» **Your task**
Count every line where "LIABILITIES" shows up, and give that number only.
— start of Input —
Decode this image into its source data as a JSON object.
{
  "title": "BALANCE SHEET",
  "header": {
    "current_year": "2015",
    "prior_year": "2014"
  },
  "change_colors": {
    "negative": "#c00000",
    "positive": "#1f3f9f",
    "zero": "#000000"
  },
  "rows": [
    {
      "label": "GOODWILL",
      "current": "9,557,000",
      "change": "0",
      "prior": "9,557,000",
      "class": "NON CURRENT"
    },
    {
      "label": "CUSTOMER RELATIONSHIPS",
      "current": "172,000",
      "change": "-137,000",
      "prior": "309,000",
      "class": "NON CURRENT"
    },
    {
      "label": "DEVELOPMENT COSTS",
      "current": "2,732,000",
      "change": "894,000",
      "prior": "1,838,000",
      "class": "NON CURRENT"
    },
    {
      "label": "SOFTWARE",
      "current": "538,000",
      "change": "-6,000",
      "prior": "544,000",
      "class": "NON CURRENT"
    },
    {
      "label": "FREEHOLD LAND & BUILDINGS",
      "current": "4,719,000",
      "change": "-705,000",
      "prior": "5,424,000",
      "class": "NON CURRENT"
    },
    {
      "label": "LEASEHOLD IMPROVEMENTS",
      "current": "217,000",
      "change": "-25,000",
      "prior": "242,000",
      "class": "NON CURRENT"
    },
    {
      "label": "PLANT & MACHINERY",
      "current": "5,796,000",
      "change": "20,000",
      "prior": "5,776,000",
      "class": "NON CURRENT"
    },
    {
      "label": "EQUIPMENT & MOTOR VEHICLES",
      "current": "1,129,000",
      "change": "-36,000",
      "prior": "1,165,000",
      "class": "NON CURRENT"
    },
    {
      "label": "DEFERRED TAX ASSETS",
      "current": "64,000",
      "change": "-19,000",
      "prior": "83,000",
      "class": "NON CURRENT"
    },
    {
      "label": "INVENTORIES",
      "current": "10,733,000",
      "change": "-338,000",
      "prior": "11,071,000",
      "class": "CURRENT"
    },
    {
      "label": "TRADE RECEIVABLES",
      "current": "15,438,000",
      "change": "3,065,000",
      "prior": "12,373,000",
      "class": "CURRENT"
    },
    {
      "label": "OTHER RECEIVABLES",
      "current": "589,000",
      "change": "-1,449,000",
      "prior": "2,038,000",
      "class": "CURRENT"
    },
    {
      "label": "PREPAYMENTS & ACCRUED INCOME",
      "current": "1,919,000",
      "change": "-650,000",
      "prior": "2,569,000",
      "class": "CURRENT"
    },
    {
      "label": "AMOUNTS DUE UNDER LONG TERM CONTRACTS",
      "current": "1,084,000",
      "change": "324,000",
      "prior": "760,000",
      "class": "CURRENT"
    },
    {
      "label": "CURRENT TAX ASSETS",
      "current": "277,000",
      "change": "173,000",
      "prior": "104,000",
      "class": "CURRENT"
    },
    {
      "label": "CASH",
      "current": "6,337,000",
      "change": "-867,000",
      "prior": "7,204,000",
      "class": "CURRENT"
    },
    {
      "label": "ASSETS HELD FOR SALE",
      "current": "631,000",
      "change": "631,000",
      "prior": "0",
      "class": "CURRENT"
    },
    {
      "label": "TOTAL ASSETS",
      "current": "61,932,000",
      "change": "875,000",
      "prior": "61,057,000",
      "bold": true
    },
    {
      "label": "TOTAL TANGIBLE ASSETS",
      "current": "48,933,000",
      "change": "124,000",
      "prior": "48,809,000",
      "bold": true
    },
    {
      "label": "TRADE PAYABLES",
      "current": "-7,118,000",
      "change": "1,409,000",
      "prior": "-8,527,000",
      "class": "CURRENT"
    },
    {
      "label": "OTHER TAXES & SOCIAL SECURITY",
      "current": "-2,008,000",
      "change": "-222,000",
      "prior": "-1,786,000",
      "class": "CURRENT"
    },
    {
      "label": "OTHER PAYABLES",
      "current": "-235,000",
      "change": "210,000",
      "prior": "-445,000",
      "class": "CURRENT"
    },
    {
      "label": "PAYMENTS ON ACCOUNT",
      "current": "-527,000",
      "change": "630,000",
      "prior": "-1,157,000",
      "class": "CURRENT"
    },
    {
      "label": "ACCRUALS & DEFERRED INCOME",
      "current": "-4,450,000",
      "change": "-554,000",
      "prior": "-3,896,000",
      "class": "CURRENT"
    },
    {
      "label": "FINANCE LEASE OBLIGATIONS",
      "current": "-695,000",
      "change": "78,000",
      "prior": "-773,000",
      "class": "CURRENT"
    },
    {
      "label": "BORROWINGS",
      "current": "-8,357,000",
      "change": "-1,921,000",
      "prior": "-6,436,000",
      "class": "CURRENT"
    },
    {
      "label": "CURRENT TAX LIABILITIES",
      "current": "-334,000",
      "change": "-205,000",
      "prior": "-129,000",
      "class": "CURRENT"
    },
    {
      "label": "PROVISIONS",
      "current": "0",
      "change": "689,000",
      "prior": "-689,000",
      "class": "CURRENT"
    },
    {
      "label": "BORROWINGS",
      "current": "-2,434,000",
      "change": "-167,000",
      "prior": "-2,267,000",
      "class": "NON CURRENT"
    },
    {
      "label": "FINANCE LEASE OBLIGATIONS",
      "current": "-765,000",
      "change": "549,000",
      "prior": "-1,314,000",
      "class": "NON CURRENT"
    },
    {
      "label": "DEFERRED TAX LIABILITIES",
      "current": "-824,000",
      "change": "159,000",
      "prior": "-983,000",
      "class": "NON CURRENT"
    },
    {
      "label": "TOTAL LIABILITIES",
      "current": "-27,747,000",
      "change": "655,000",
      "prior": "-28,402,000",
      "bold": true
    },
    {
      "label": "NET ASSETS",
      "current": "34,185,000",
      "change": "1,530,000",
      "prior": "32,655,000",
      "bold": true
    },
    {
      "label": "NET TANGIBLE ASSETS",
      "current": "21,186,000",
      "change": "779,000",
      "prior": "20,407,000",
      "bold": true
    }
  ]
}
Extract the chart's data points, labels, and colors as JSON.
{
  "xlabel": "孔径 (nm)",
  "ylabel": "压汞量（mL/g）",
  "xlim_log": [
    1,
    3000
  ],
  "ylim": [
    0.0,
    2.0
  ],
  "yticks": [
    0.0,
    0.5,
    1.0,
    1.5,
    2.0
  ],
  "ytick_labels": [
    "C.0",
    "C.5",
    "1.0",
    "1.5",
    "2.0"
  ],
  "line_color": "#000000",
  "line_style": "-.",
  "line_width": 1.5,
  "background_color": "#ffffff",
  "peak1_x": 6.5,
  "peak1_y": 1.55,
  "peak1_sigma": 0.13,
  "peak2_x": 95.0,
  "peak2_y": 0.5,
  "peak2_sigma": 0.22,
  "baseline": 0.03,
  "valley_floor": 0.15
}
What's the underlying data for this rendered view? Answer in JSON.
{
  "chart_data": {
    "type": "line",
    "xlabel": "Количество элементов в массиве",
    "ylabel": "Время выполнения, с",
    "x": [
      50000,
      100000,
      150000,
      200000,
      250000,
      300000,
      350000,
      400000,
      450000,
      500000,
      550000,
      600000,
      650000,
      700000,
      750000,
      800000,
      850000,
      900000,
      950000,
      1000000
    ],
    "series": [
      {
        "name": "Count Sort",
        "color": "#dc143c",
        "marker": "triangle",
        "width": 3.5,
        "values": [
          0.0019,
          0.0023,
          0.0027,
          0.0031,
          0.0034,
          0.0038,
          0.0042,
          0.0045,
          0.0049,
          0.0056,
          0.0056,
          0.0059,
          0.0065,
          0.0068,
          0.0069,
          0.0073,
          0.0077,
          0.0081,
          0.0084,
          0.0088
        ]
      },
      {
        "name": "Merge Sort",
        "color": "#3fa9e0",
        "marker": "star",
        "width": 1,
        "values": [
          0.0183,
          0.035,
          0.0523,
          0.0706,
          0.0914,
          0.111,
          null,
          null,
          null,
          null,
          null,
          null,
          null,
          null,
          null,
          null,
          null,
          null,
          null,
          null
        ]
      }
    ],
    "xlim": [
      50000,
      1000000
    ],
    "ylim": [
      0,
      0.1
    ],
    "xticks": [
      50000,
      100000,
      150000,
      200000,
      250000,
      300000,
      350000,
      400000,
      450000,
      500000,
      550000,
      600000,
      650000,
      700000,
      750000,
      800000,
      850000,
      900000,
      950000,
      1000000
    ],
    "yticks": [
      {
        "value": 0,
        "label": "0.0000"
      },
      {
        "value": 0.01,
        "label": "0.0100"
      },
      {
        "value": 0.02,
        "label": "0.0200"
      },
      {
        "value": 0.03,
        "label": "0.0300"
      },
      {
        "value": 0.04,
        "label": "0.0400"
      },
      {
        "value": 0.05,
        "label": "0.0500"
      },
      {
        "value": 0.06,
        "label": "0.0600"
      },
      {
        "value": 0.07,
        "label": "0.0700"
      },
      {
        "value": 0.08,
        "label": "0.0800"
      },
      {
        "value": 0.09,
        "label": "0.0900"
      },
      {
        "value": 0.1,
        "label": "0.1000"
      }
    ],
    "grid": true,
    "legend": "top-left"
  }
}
— end of Input —
» **Full solution**
3